DIRECTION
Identify the line with "Serialize everything readable"; copy word for word that line and every one after it, to the end of the listing. Exclude pictures.

[START MATERIALS PROVIDED]

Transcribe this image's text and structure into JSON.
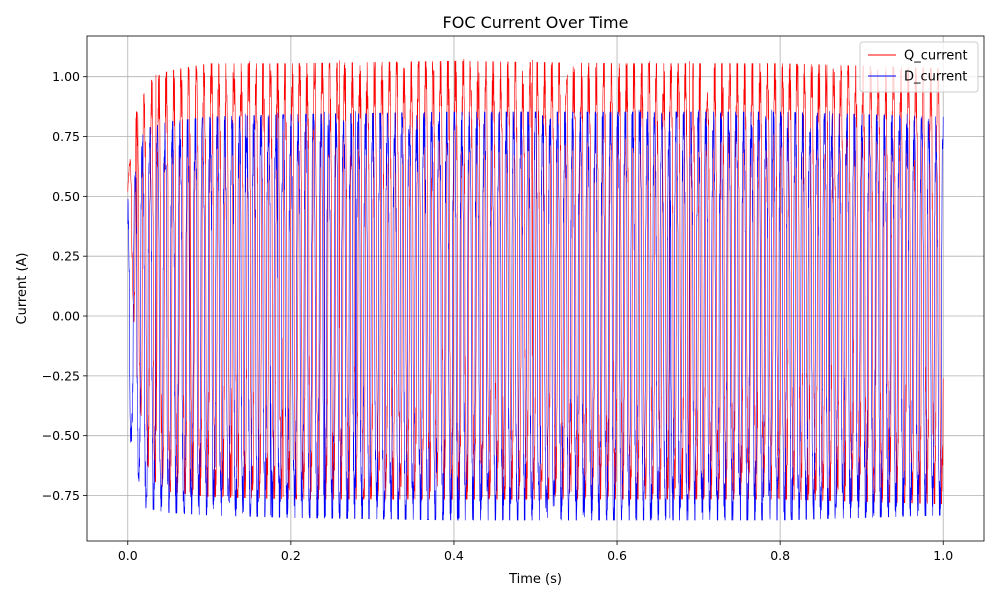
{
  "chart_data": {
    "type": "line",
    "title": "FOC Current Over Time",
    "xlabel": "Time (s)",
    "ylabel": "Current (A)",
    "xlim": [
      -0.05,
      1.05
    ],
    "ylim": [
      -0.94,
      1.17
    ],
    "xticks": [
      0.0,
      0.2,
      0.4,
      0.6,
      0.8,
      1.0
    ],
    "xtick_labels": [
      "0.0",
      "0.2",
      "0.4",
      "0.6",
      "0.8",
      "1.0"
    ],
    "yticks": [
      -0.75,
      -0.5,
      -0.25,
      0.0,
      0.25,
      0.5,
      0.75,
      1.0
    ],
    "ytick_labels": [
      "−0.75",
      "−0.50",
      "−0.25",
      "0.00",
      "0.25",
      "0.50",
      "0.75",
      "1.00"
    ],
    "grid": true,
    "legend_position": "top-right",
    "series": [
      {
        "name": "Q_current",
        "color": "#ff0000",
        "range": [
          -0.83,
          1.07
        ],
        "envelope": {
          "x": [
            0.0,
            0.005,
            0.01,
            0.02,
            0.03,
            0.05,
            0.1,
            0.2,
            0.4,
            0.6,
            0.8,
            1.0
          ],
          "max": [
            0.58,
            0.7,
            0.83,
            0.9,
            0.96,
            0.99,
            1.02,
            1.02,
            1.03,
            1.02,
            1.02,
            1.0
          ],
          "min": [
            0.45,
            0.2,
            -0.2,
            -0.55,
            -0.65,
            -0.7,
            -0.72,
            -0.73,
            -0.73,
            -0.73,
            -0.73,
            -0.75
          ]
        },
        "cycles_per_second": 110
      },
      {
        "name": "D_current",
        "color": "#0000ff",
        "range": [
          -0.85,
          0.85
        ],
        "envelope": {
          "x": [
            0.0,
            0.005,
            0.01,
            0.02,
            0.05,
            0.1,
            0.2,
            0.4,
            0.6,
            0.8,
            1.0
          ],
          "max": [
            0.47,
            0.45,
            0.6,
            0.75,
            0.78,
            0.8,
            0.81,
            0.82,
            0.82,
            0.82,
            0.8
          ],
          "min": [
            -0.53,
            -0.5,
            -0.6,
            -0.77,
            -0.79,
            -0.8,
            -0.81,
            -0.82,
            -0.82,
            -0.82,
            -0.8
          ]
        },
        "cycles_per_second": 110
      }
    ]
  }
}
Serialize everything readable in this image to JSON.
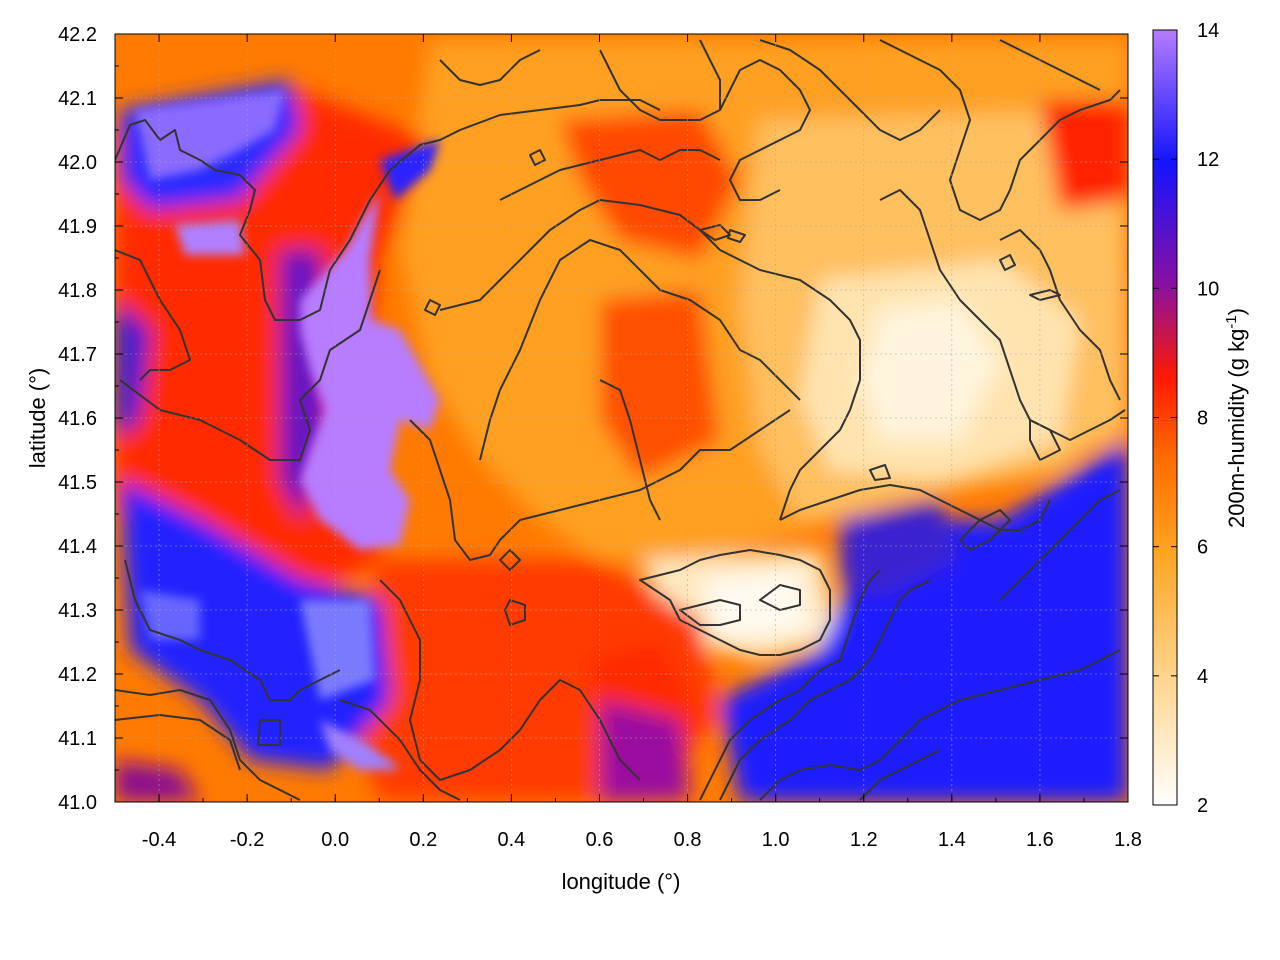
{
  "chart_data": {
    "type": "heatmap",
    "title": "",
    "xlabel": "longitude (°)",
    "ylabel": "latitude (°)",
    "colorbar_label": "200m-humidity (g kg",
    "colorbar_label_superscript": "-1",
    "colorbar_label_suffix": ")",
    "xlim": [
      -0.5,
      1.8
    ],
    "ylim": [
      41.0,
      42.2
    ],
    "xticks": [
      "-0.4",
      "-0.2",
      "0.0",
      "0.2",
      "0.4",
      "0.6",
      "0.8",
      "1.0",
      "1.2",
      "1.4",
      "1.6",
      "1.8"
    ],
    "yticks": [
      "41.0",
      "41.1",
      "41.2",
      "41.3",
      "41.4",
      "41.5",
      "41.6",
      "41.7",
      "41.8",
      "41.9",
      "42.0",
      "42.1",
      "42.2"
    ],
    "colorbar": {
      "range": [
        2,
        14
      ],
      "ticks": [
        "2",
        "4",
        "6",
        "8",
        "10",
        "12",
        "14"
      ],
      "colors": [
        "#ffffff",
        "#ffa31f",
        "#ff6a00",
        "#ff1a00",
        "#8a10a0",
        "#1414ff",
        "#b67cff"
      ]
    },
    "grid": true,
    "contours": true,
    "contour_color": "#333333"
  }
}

[END MATERIALS PROVIDED]

THE SOLUTION
Serialize everything readable in this image to JSON.
{
  "chart_data": {
    "type": "heatmap",
    "title": "",
    "xlabel": "longitude (°)",
    "ylabel": "latitude (°)",
    "colorbar_label": "200m-humidity (g kg",
    "colorbar_label_superscript": "-1",
    "colorbar_label_suffix": ")",
    "xlim": [
      -0.5,
      1.8
    ],
    "ylim": [
      41.0,
      42.2
    ],
    "xticks": [
      "-0.4",
      "-0.2",
      "0.0",
      "0.2",
      "0.4",
      "0.6",
      "0.8",
      "1.0",
      "1.2",
      "1.4",
      "1.6",
      "1.8"
    ],
    "yticks": [
      "41.0",
      "41.1",
      "41.2",
      "41.3",
      "41.4",
      "41.5",
      "41.6",
      "41.7",
      "41.8",
      "41.9",
      "42.0",
      "42.1",
      "42.2"
    ],
    "colorbar": {
      "range": [
        2,
        14
      ],
      "ticks": [
        "2",
        "4",
        "6",
        "8",
        "10",
        "12",
        "14"
      ],
      "colors": [
        "#ffffff",
        "#ffa31f",
        "#ff6a00",
        "#ff1a00",
        "#8a10a0",
        "#1414ff",
        "#b67cff"
      ]
    },
    "grid": true,
    "contours": true,
    "contour_color": "#333333"
  }
}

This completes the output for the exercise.